» **Task to complete**: Count how many lines contain "Opening" and reply with that number only.

» **Records shown**:
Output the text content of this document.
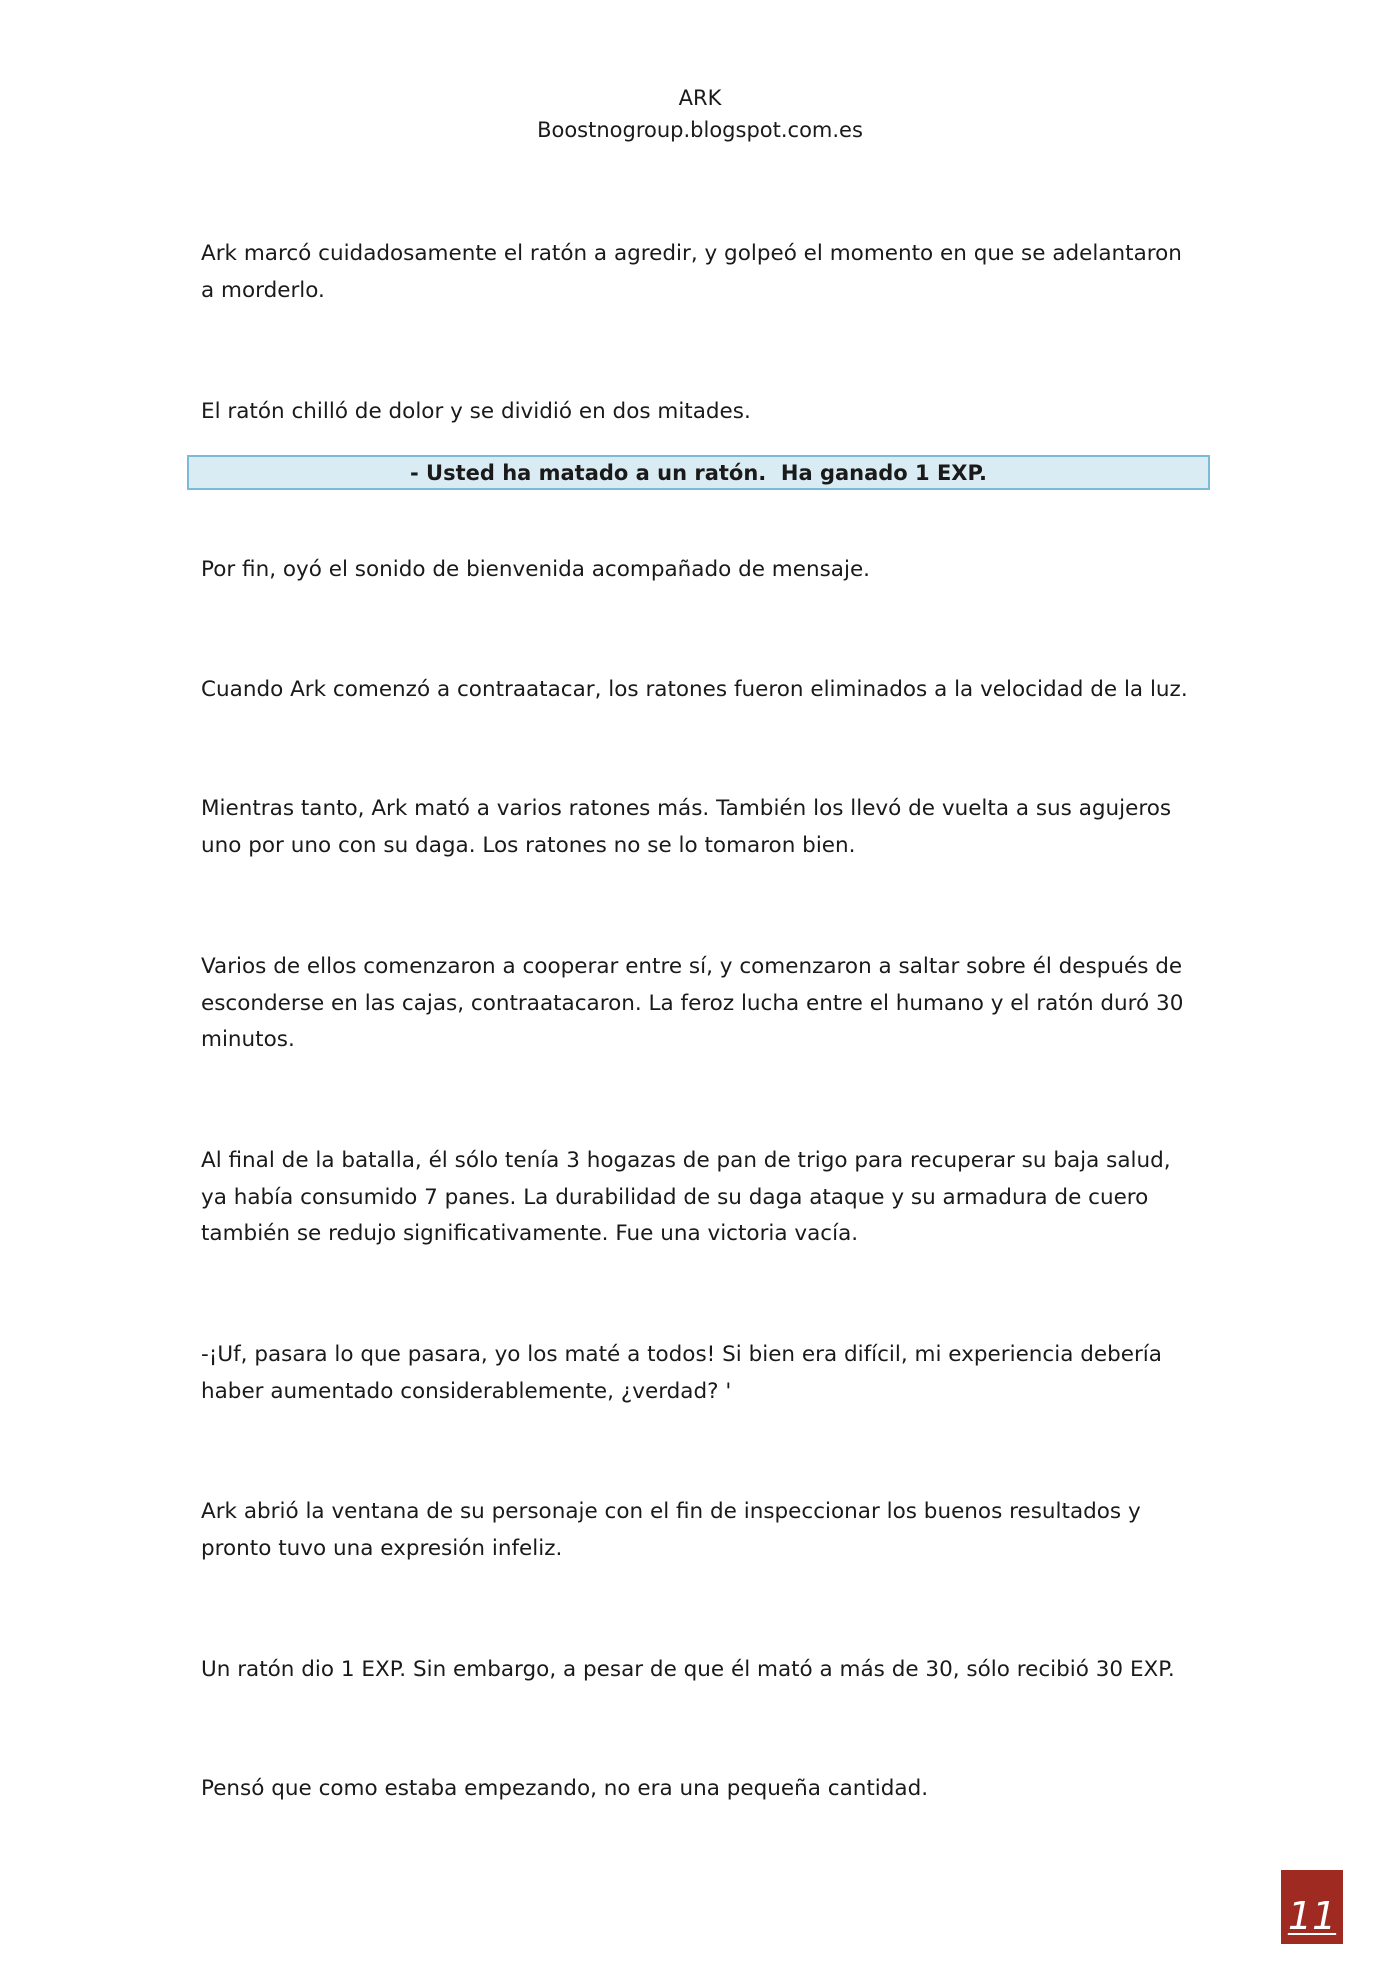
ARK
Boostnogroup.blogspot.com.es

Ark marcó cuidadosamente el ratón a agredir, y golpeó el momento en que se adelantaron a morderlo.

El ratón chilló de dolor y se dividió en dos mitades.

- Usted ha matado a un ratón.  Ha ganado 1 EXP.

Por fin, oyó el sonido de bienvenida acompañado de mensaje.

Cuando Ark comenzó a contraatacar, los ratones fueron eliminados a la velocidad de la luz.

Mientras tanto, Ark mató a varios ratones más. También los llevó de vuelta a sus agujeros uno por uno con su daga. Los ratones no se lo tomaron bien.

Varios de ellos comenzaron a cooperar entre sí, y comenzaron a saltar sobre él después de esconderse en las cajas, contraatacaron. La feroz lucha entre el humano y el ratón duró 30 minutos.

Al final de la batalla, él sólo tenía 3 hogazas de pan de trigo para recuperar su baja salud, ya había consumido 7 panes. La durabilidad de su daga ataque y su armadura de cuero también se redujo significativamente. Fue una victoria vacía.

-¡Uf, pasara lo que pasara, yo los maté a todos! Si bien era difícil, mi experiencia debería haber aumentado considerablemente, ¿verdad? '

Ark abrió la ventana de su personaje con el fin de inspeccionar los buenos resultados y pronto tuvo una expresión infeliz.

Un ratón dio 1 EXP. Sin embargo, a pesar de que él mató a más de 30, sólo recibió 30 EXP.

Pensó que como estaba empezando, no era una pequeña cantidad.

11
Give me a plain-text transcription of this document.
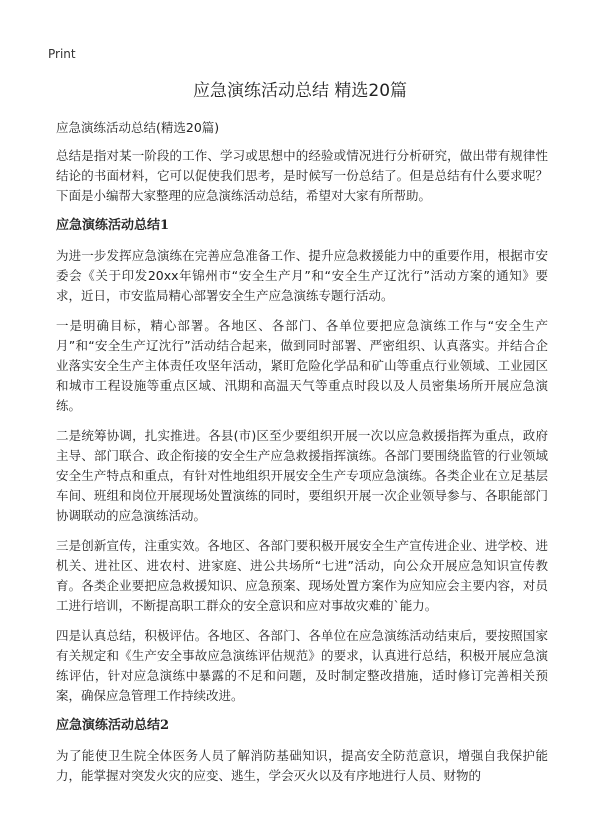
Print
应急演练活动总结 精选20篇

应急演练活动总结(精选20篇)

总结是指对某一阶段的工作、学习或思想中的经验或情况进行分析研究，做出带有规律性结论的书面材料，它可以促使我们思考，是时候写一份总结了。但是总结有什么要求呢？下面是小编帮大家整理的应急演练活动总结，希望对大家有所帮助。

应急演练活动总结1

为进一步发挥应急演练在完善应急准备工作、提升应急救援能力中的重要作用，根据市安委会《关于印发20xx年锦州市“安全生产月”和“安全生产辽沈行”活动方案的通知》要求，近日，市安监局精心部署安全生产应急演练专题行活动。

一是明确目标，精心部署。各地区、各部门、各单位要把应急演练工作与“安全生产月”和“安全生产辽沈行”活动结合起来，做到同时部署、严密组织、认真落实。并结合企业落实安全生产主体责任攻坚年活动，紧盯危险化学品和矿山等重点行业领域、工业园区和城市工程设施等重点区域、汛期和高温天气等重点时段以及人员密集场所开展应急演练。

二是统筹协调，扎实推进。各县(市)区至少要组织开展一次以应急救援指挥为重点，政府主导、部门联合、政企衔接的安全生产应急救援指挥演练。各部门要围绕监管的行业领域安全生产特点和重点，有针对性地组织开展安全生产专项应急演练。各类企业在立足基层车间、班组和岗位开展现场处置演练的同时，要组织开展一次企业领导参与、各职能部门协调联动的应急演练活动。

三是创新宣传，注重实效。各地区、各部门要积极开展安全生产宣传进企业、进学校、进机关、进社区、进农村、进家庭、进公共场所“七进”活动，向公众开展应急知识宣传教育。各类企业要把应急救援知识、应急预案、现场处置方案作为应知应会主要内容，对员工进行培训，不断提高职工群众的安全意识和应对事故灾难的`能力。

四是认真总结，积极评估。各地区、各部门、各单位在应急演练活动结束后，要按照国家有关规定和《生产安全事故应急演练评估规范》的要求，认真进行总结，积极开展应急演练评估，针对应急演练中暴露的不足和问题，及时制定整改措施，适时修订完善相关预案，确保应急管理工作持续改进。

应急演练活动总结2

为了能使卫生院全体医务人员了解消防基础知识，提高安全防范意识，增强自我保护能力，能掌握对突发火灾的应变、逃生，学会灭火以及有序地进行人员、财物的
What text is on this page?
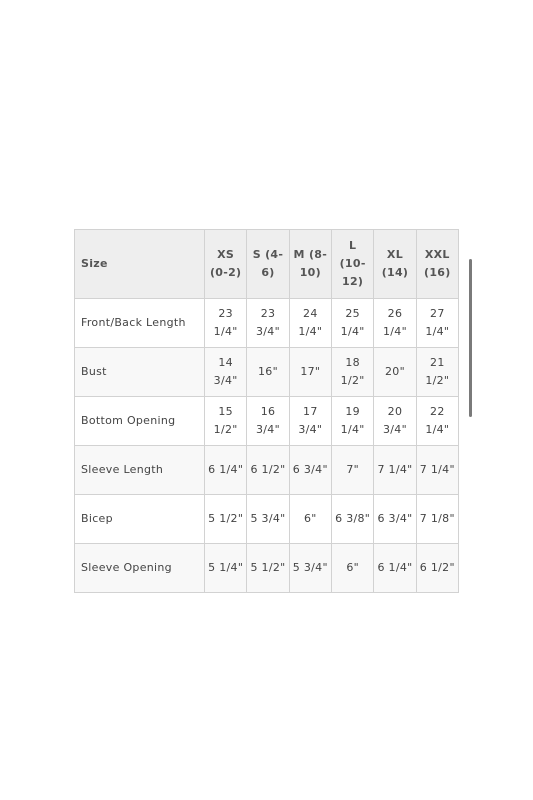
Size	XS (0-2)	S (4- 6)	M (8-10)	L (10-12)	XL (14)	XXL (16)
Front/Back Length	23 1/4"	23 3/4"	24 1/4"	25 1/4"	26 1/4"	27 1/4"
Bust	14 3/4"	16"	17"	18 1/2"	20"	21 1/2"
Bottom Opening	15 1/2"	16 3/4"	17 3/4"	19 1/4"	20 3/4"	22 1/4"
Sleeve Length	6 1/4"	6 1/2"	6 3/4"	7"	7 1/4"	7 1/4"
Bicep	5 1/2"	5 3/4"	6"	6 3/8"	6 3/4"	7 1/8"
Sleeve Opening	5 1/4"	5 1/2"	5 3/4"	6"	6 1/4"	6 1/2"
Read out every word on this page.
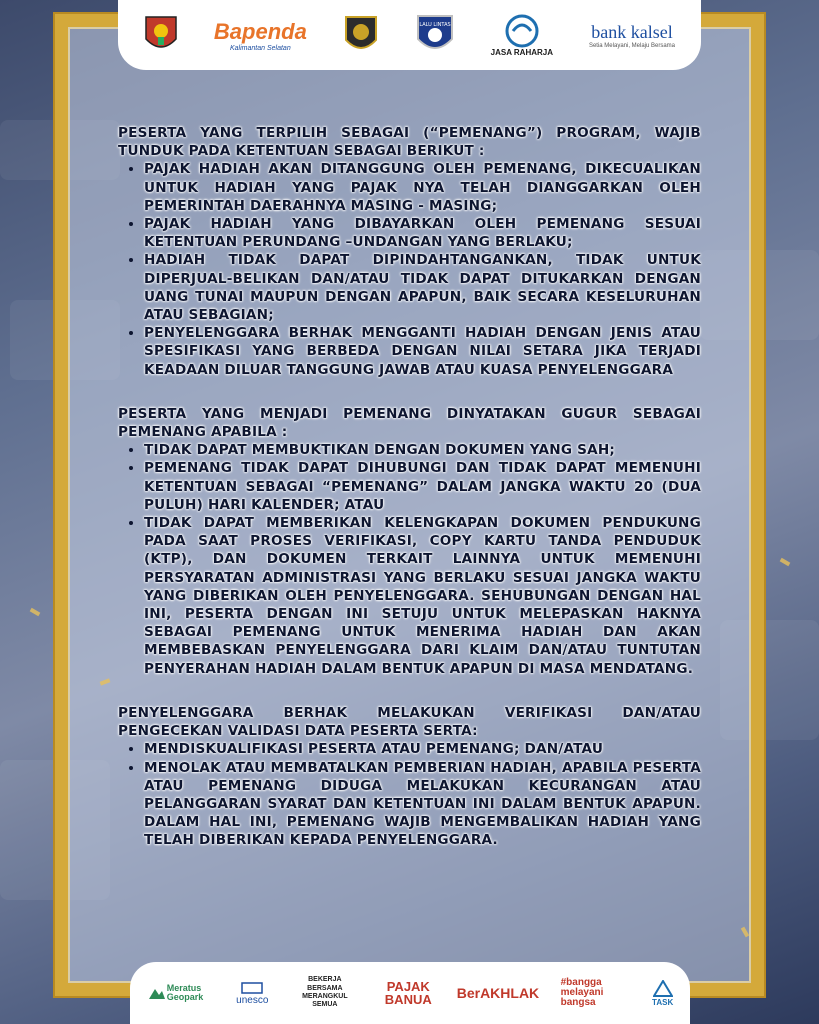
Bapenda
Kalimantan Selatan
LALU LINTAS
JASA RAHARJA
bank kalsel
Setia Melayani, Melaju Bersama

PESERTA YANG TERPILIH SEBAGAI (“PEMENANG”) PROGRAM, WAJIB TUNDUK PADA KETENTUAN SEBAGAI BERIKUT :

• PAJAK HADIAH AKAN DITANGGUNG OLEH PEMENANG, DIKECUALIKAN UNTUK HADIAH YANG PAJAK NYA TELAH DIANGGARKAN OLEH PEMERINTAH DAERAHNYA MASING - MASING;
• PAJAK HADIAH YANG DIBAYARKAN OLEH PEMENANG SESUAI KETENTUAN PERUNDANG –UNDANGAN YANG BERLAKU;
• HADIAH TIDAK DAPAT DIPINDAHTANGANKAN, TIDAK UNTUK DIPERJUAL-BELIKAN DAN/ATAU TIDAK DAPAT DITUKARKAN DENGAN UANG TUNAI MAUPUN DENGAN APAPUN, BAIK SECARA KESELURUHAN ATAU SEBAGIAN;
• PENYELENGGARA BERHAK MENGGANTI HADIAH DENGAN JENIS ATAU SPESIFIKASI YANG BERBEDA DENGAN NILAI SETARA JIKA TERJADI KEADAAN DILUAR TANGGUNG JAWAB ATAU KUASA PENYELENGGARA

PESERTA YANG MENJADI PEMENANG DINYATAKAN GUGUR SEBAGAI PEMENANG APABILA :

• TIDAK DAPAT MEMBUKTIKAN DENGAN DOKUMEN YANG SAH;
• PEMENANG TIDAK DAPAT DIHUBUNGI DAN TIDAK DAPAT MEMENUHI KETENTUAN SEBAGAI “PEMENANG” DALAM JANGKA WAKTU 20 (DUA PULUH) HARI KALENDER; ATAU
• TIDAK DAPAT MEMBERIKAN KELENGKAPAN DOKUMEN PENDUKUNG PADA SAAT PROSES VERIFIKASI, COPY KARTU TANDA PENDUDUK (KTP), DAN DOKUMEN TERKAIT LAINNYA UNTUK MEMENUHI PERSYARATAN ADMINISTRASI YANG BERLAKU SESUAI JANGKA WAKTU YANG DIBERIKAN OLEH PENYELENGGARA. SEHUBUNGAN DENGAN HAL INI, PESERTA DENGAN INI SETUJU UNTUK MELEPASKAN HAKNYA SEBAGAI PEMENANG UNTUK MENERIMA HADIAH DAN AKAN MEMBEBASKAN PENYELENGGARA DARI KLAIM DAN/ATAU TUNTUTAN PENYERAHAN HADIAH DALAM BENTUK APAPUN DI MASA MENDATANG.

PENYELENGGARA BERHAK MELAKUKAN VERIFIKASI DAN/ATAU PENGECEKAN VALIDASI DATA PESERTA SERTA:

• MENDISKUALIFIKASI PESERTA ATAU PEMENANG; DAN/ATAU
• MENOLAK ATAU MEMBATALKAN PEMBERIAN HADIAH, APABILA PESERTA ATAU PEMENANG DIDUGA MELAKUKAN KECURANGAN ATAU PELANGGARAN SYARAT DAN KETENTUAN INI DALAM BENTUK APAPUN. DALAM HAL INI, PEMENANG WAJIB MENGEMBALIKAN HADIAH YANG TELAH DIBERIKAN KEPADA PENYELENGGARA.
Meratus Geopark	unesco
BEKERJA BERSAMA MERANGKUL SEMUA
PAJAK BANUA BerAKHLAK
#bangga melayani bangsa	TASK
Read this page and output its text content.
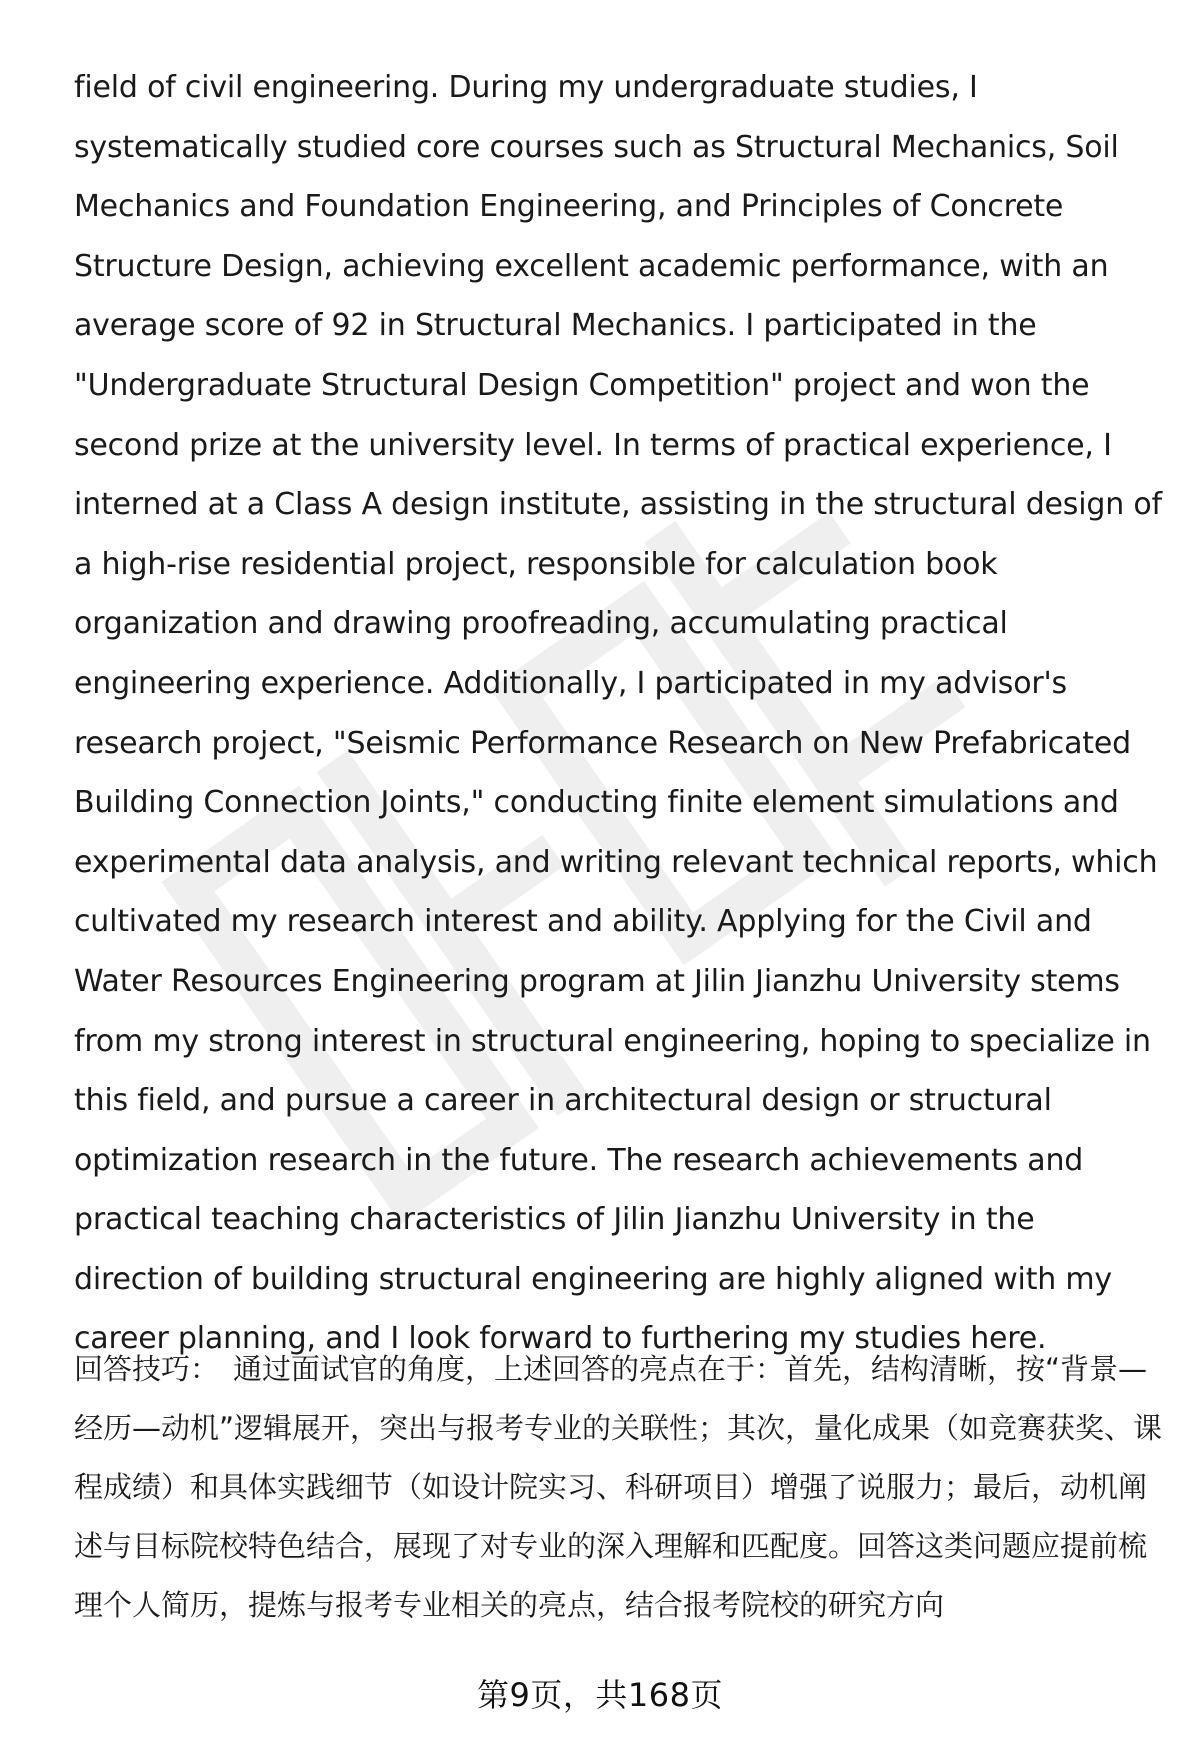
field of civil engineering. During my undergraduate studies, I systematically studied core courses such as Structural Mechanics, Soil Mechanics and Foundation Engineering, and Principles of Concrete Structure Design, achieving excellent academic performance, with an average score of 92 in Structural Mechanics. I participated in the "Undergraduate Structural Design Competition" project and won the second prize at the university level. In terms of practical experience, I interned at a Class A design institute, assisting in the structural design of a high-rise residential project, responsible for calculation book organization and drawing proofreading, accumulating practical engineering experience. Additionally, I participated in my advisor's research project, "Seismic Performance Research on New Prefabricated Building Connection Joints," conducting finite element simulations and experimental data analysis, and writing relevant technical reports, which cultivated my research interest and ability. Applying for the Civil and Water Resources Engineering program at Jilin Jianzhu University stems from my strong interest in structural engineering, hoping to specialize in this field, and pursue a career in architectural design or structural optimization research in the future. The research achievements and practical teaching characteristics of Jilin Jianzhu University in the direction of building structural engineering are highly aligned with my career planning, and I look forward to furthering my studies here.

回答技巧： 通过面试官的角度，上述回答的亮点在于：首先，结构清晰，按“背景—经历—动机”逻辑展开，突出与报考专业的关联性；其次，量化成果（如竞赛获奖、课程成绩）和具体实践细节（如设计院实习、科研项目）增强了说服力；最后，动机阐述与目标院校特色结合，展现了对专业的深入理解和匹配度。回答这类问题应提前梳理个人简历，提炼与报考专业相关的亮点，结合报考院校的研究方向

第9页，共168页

» **The solution**: 2